-- QUOTED PASSAGE start --
POD-CAST AND VOD-CAST APPLICATION IN EDUCATIONAL INSTITUTION

 

I. Executive Summary

            This paper analyzes the feasibility of pod-cast and vod-cast application in teaching conditions.  In doing this, analytical tools used by organizations undergoing brainstorming are explained to properly identify the most suitable approach in this risky strategy.  It is found that the analysis tends to be multi-dimensional with the need to consider internal, external and other factors affecting the project.  This is aggravated by the newness of the idea seemingly an extreme course of action.  However, with the aid of such identification, a project plan in Figure 1 is created.  This figure shows that the project is feasible if right people, process, resources and control are tapped. 

 

II. Introduction

The issue is new to any educational institution.  It confronts the problem of uncertainty especially it is a teaching breakthrough.  However, many similar institutions have applied and used them in classroom situations.  There are also highlighted benefits of the teaching technology.  Pod-casting and vod-casting will replace the traditional personal teaching method within a classroom into virtual experience.  Thus, students and teachers can have interactive learning and higher understanding of the classroom events and necessary learning.  In contrast, this remains a very challenging innovation.  Displacement of the traditional methods requires relaxation of barriers embedded in social perception, laws, individual impressions and educational practices.  

 

To address such difficulty, the situation in which the institution will invest on pod-cast and vod-cast technologies will be treated as a problem. Solutions will mitigate the barriers that can impede the benefits that can be derived by the institution.  Undergoing case analysis can also justify why substantial investment is necessary to fund the engagement.  Is the level of risk at par with the level of returns?  Consideration of technical, market and planning dimensions of the innovation can aid decision makers to decide rationally.  Also, the actual plan can be made which can guide the institution on the stages in which specific dimensions and their bottlenecks can be addressed.  In this report, the institution can measure its depth in acquiring the technology can how it can uplift its market position in the education sector.  

 

III. The Creativity Process

Analysis involves the separation of an intellectual or material whole into its constituent parts for individual study ().  A firm that fails to analyze strategies before implementation can adversely affect its operations.  Although hasty decisions can solve minor difficulties and problems in the short term, there will come a time that these small loopholes can hurt the operations of the company in the future.  Simple employee conflict can end at pointing fingers and shouting to each other in a press conference can result to a tarnished human resources’ reputation.  Such is crucial to the promotion of sound company culture and teamwork for the clients that may negatively influence sales.
-- QUOTED PASSAGE end --
● EXERCISES:
(1) Answer these from the paper on pod-cast and vod-cast use in education:
(a) According to the executive summary, what four things must be tapped for the project to be feasible?
(b) In what four areas are the barriers embedded that must be relaxed to displace traditional methods?
(c) How does the creativity process section define analysis?
(2) Reproduce a passage from the paper on pod-cast and vod-cast use in education, starting at the words "II. Introduction" and stopping after "and educational practices.".
-- RECORDED INFORMATION start --
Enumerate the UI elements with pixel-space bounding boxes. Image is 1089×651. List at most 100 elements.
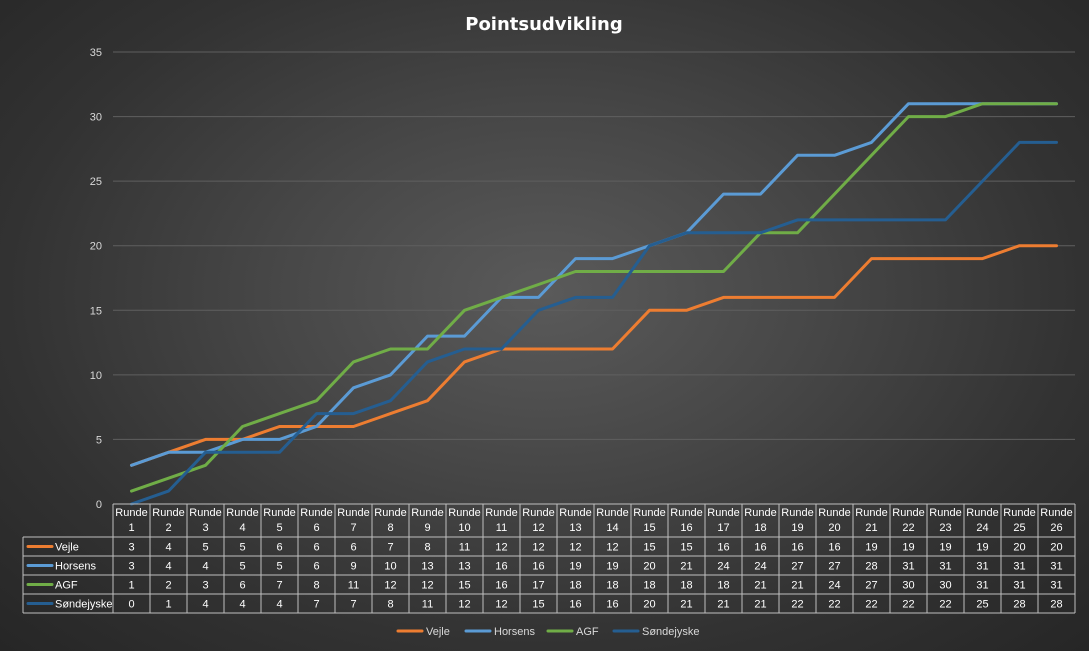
-- RECORDED INFORMATION end --
● ANSWERS BY TASK:
(1)
(a) The right people, process, resources and control.
(b) Social perception, laws, individual impressions and educational practices.
(c) As the separation of an intellectual or material whole into its constituent parts for individual study.

(2)
II. Introduction

The issue is new to any educational institution.  It confronts the problem of uncertainty especially it is a teaching breakthrough.  However, many similar institutions have applied and used them in classroom situations.  There are also highlighted benefits of the teaching technology.  Pod-casting and vod-casting will replace the traditional personal teaching method within a classroom into virtual experience.  Thus, students and teachers can have interactive learning and higher understanding of the classroom events and necessary learning.  In contrast, this remains a very challenging innovation.  Displacement of the traditional methods requires relaxation of barriers embedded in social perception, laws, individual impressions and educational practices.